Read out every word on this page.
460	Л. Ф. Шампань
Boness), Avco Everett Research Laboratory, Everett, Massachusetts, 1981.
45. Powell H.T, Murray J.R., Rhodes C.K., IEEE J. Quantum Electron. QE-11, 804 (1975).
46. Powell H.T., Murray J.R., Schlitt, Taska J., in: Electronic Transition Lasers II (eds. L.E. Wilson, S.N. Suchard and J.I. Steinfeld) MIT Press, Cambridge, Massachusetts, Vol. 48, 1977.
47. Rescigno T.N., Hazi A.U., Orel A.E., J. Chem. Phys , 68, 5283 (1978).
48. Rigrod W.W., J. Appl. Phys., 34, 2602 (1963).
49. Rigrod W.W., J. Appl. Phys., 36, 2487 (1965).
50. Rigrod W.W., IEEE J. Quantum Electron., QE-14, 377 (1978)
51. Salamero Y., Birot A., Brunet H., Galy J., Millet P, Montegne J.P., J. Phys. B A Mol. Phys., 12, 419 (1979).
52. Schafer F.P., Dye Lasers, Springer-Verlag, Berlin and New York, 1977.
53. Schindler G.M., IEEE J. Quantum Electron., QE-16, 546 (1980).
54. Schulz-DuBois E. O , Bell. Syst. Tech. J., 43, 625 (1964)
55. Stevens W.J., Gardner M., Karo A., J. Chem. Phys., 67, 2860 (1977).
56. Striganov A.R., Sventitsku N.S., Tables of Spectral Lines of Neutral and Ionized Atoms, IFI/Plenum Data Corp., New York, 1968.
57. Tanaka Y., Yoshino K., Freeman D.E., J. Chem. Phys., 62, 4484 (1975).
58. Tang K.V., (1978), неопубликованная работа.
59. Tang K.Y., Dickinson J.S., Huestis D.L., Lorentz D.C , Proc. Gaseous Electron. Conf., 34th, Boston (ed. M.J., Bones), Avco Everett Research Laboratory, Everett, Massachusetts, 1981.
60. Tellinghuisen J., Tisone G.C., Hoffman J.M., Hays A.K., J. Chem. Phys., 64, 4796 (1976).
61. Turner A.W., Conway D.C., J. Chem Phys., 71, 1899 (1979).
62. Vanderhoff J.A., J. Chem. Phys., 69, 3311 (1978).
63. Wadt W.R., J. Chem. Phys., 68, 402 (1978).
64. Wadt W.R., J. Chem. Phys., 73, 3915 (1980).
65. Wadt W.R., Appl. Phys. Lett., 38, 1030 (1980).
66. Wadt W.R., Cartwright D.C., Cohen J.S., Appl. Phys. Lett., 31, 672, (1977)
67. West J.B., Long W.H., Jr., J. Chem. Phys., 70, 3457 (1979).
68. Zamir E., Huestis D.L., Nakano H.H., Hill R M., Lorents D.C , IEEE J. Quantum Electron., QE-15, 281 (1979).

• • •

Stated problem:
Copy out the whole listing exactly.

Reply to the exercise:
Read out every word on this page.
460	Л. Ф. Шампань
Boness), Avco Everett Research Laboratory, Everett, Massachusetts, 1981.
45. Powell H.T, Murray J.R., Rhodes C.K., IEEE J. Quantum Electron. QE-11, 804 (1975).
46. Powell H.T., Murray J.R., Schlitt, Taska J., in: Electronic Transition Lasers II (eds. L.E. Wilson, S.N. Suchard and J.I. Steinfeld) MIT Press, Cambridge, Massachusetts, Vol. 48, 1977.
47. Rescigno T.N., Hazi A.U., Orel A.E., J. Chem. Phys , 68, 5283 (1978).
48. Rigrod W.W., J. Appl. Phys., 34, 2602 (1963).
49. Rigrod W.W., J. Appl. Phys., 36, 2487 (1965).
50. Rigrod W.W., IEEE J. Quantum Electron., QE-14, 377 (1978)
51. Salamero Y., Birot A., Brunet H., Galy J., Millet P, Montegne J.P., J. Phys. B A Mol. Phys., 12, 419 (1979).
52. Schafer F.P., Dye Lasers, Springer-Verlag, Berlin and New York, 1977.
53. Schindler G.M., IEEE J. Quantum Electron., QE-16, 546 (1980).
54. Schulz-DuBois E. O , Bell. Syst. Tech. J., 43, 625 (1964)
55. Stevens W.J., Gardner M., Karo A., J. Chem. Phys., 67, 2860 (1977).
56. Striganov A.R., Sventitsku N.S., Tables of Spectral Lines of Neutral and Ionized Atoms, IFI/Plenum Data Corp., New York, 1968.
57. Tanaka Y., Yoshino K., Freeman D.E., J. Chem. Phys., 62, 4484 (1975).
58. Tang K.V., (1978), неопубликованная работа.
59. Tang K.Y., Dickinson J.S., Huestis D.L., Lorentz D.C , Proc. Gaseous Electron. Conf., 34th, Boston (ed. M.J., Bones), Avco Everett Research Laboratory, Everett, Massachusetts, 1981.
60. Tellinghuisen J., Tisone G.C., Hoffman J.M., Hays A.K., J. Chem. Phys., 64, 4796 (1976).
61. Turner A.W., Conway D.C., J. Chem Phys., 71, 1899 (1979).
62. Vanderhoff J.A., J. Chem. Phys., 69, 3311 (1978).
63. Wadt W.R., J. Chem. Phys., 68, 402 (1978).
64. Wadt W.R., J. Chem. Phys., 73, 3915 (1980).
65. Wadt W.R., Appl. Phys. Lett., 38, 1030 (1980).
66. Wadt W.R., Cartwright D.C., Cohen J.S., Appl. Phys. Lett., 31, 672, (1977)
67. West J.B., Long W.H., Jr., J. Chem. Phys., 70, 3457 (1979).
68. Zamir E., Huestis D.L., Nakano H.H., Hill R M., Lorents D.C , IEEE J. Quantum Electron., QE-15, 281 (1979).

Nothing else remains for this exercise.